What is being asked
From the listing below, pull each line that includes "General".

══════════

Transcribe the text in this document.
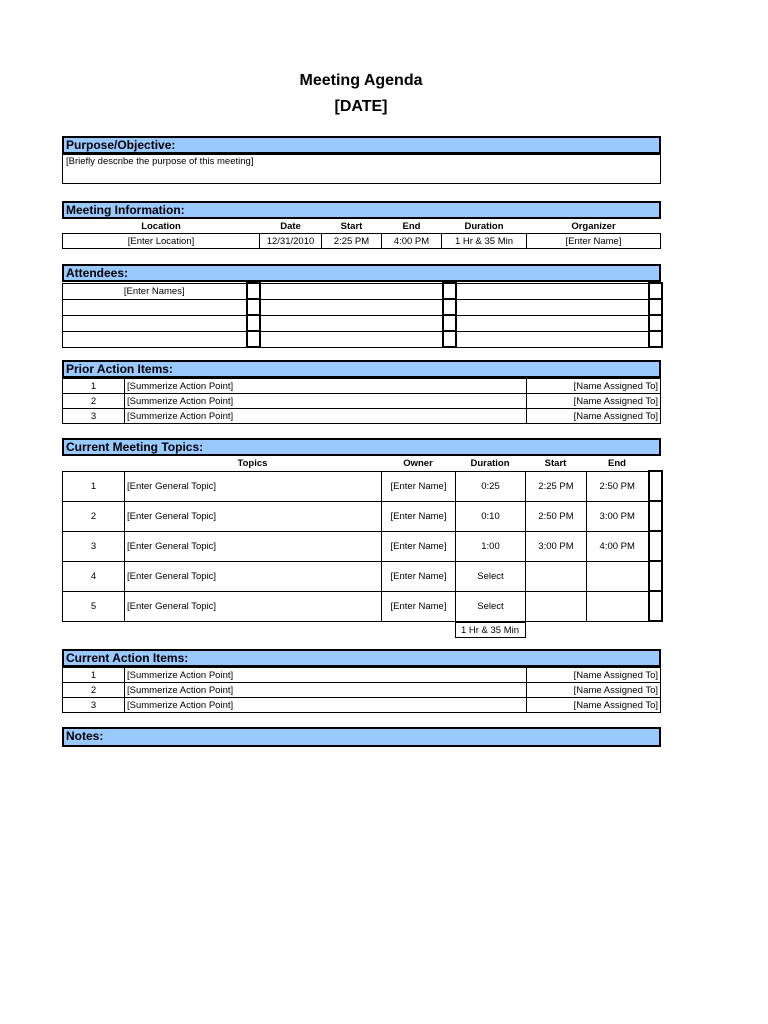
Meeting Agenda
[DATE]
Purpose/Objective:
[Briefly describe the purpose of this meeting]
Meeting Information:
Location	Date	Start	End	Duration	Organizer
[Enter Location]	12/31/2010	2:25 PM	4:00 PM	1 Hr & 35 Min	[Enter Name]
Attendees:
[Enter Names]					

Prior Action Items:
1	[Summerize Action Point]	[Name Assigned To]
2	[Summerize Action Point]	[Name Assigned To]
3	[Summerize Action Point]	[Name Assigned To]
Current Meeting Topics:
	Topics	Owner	Duration	Start	End	
1	[Enter General Topic]	[Enter Name]	0:25	2:25 PM	2:50 PM	
2	[Enter General Topic]	[Enter Name]	0:10	2:50 PM	3:00 PM	
3	[Enter General Topic]	[Enter Name]	1:00	3:00 PM	4:00 PM	
4	[Enter General Topic]	[Enter Name]	Select			
5	[Enter General Topic]	[Enter Name]	Select			
			1 Hr & 35 Min			
Current Action Items:
1	[Summerize Action Point]	[Name Assigned To]
2	[Summerize Action Point]	[Name Assigned To]
3	[Summerize Action Point]	[Name Assigned To]
Notes:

══════════

Solution for this exercise
1	[Enter General Topic]	[Enter Name]	0:25	2:25 PM	2:50 PM	
2	[Enter General Topic]	[Enter Name]	0:10	2:50 PM	3:00 PM	
3	[Enter General Topic]	[Enter Name]	1:00	3:00 PM	4:00 PM	
4	[Enter General Topic]	[Enter Name]	Select			
5	[Enter General Topic]	[Enter Name]	Select			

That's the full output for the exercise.